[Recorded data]
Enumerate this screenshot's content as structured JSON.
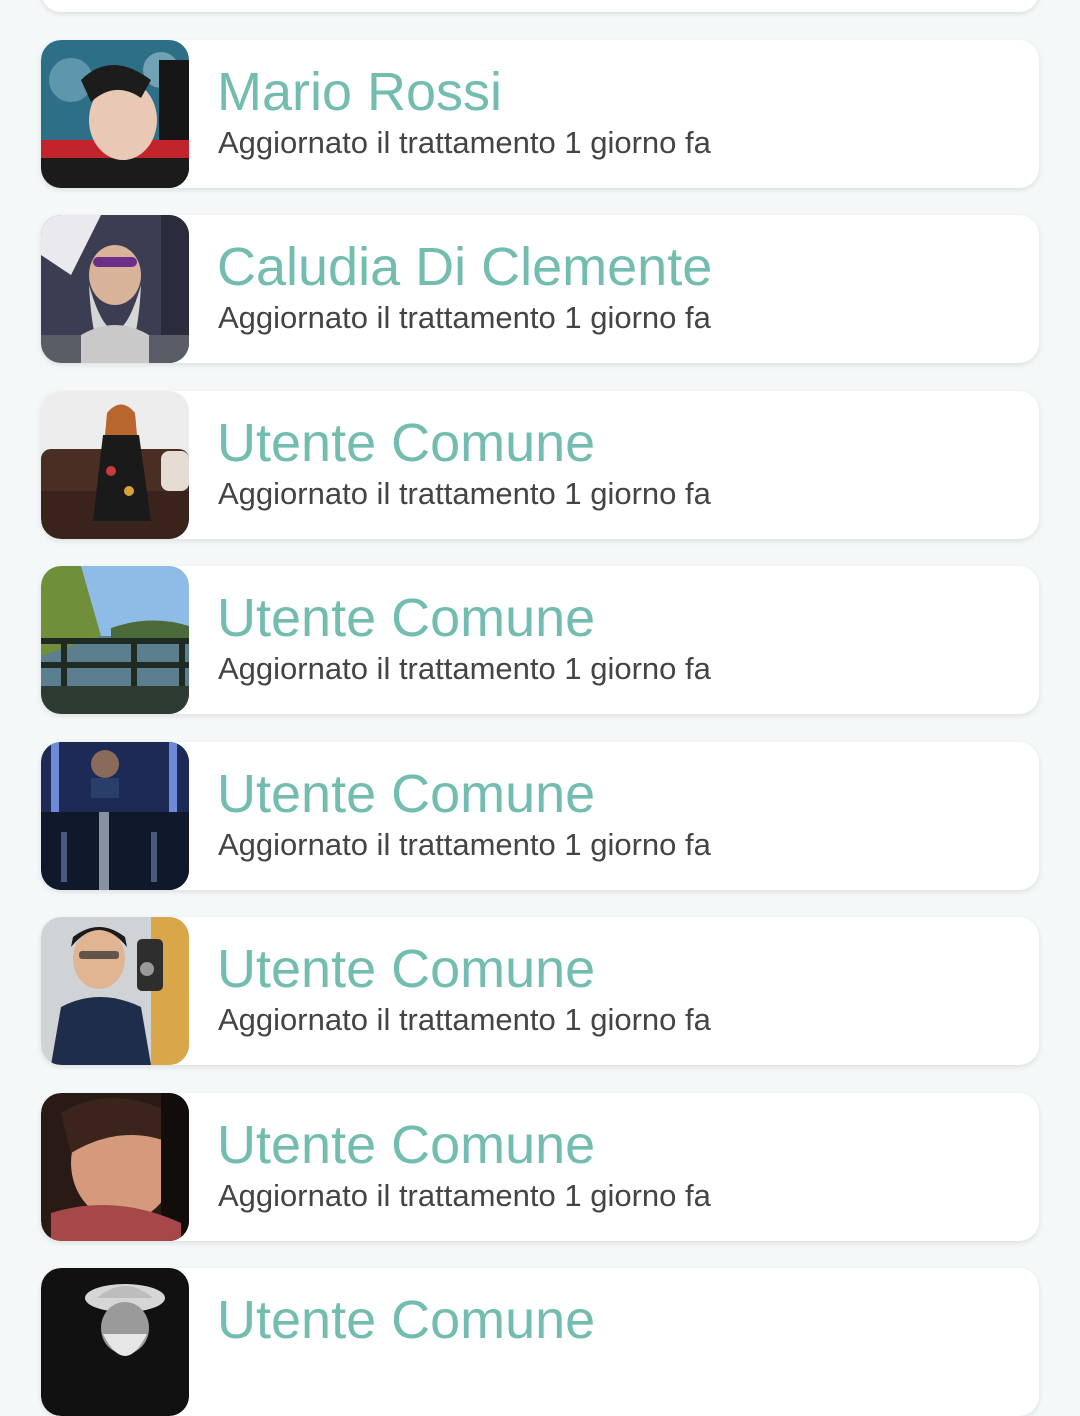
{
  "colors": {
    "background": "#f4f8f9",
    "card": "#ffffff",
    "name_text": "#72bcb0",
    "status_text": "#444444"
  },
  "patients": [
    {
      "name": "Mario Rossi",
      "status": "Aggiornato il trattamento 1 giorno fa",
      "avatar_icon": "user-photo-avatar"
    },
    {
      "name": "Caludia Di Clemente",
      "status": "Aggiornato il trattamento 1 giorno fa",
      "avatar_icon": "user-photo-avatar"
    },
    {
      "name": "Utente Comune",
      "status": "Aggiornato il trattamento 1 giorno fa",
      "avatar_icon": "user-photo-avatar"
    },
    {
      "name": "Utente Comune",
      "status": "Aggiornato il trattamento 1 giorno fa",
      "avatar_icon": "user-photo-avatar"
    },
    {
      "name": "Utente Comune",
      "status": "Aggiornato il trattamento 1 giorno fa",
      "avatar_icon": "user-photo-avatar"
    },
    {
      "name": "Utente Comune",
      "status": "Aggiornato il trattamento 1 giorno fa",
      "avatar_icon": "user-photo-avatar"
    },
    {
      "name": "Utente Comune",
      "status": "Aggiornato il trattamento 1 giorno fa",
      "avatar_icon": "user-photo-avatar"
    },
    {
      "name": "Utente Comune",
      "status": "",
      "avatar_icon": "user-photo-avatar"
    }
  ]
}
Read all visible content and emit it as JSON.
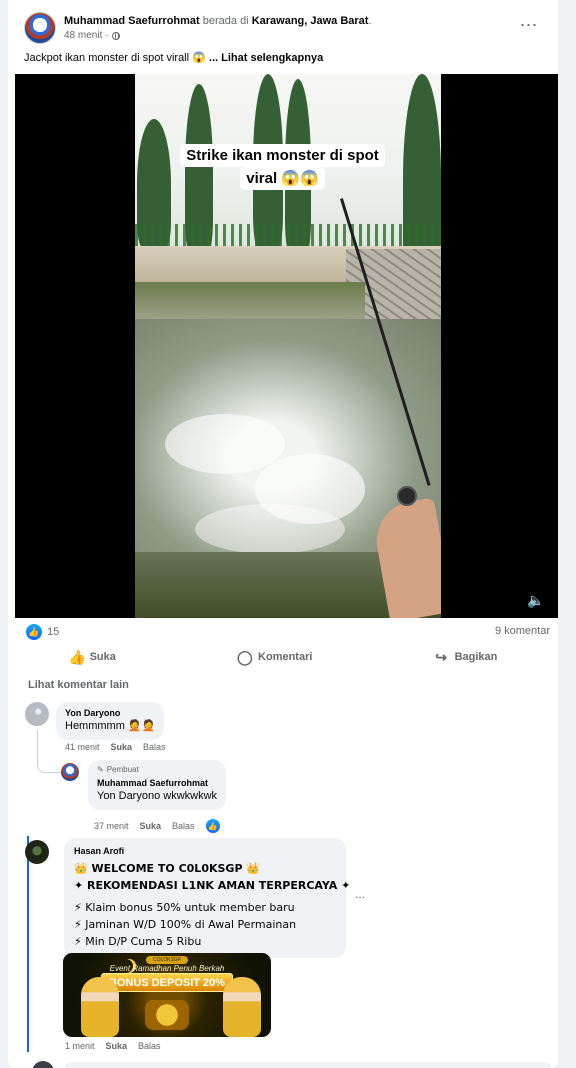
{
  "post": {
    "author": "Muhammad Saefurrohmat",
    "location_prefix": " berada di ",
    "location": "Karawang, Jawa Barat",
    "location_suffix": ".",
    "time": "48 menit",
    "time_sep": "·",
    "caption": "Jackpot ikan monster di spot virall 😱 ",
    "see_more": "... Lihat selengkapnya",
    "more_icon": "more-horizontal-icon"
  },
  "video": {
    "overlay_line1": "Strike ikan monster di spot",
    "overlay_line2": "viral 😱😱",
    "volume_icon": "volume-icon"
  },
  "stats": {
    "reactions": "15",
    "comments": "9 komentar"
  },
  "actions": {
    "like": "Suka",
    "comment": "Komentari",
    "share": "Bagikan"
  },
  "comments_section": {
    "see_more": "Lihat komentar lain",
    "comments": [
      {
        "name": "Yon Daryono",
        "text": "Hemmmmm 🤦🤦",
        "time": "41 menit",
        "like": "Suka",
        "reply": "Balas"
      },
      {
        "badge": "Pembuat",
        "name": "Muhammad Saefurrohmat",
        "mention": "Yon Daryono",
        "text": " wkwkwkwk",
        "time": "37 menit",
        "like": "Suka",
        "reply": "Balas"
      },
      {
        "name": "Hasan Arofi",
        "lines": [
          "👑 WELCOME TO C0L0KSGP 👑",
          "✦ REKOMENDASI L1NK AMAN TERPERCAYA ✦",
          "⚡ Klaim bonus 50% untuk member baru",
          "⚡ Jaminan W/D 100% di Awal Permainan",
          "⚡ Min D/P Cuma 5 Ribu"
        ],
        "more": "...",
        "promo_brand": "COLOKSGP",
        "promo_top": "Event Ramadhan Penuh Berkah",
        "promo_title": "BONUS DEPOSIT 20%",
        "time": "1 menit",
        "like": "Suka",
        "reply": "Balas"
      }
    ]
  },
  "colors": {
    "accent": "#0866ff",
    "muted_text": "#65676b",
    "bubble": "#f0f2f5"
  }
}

■ **Activity**:
Images stay out, but the rest of the data above must be repeated exactly.

■ **Result of this exercise**:
Enumerate this screenshot's content as structured JSON.
{
  "colors": {
    "background": "#f4f8f9",
    "card": "#ffffff",
    "name_text": "#72bcb0",
    "status_text": "#444444"
  },
  "patients": [
    {
      "name": "Mario Rossi",
      "status": "Aggiornato il trattamento 1 giorno fa",
      "avatar_icon": "user-photo-avatar"
    },
    {
      "name": "Caludia Di Clemente",
      "status": "Aggiornato il trattamento 1 giorno fa",
      "avatar_icon": "user-photo-avatar"
    },
    {
      "name": "Utente Comune",
      "status": "Aggiornato il trattamento 1 giorno fa",
      "avatar_icon": "user-photo-avatar"
    },
    {
      "name": "Utente Comune",
      "status": "Aggiornato il trattamento 1 giorno fa",
      "avatar_icon": "user-photo-avatar"
    },
    {
      "name": "Utente Comune",
      "status": "Aggiornato il trattamento 1 giorno fa",
      "avatar_icon": "user-photo-avatar"
    },
    {
      "name": "Utente Comune",
      "status": "Aggiornato il trattamento 1 giorno fa",
      "avatar_icon": "user-photo-avatar"
    },
    {
      "name": "Utente Comune",
      "status": "Aggiornato il trattamento 1 giorno fa",
      "avatar_icon": "user-photo-avatar"
    },
    {
      "name": "Utente Comune",
      "status": "",
      "avatar_icon": "user-photo-avatar"
    }
  ]
}
Read all visible content and emit it as JSON.
{
  "post": {
    "author": "Muhammad Saefurrohmat",
    "location_prefix": " berada di ",
    "location": "Karawang, Jawa Barat",
    "location_suffix": ".",
    "time": "48 menit",
    "time_sep": "·",
    "caption": "Jackpot ikan monster di spot virall 😱 ",
    "see_more": "... Lihat selengkapnya",
    "more_icon": "more-horizontal-icon"
  },
  "video": {
    "overlay_line1": "Strike ikan monster di spot",
    "overlay_line2": "viral 😱😱",
    "volume_icon": "volume-icon"
  },
  "stats": {
    "reactions": "15",
    "comments": "9 komentar"
  },
  "actions": {
    "like": "Suka",
    "comment": "Komentari",
    "share": "Bagikan"
  },
  "comments_section": {
    "see_more": "Lihat komentar lain",
    "comments": [
      {
        "name": "Yon Daryono",
        "text": "Hemmmmm 🤦🤦",
        "time": "41 menit",
        "like": "Suka",
        "reply": "Balas"
      },
      {
        "badge": "Pembuat",
        "name": "Muhammad Saefurrohmat",
        "mention": "Yon Daryono",
        "text": " wkwkwkwk",
        "time": "37 menit",
        "like": "Suka",
        "reply": "Balas"
      },
      {
        "name": "Hasan Arofi",
        "lines": [
          "👑 WELCOME TO C0L0KSGP 👑",
          "✦ REKOMENDASI L1NK AMAN TERPERCAYA ✦",
          "⚡ Klaim bonus 50% untuk member baru",
          "⚡ Jaminan W/D 100% di Awal Permainan",
          "⚡ Min D/P Cuma 5 Ribu"
        ],
        "more": "...",
        "promo_brand": "COLOKSGP",
        "promo_top": "Event Ramadhan Penuh Berkah",
        "promo_title": "BONUS DEPOSIT 20%",
        "time": "1 menit",
        "like": "Suka",
        "reply": "Balas"
      }
    ]
  },
  "colors": {
    "accent": "#0866ff",
    "muted_text": "#65676b",
    "bubble": "#f0f2f5"
  }
}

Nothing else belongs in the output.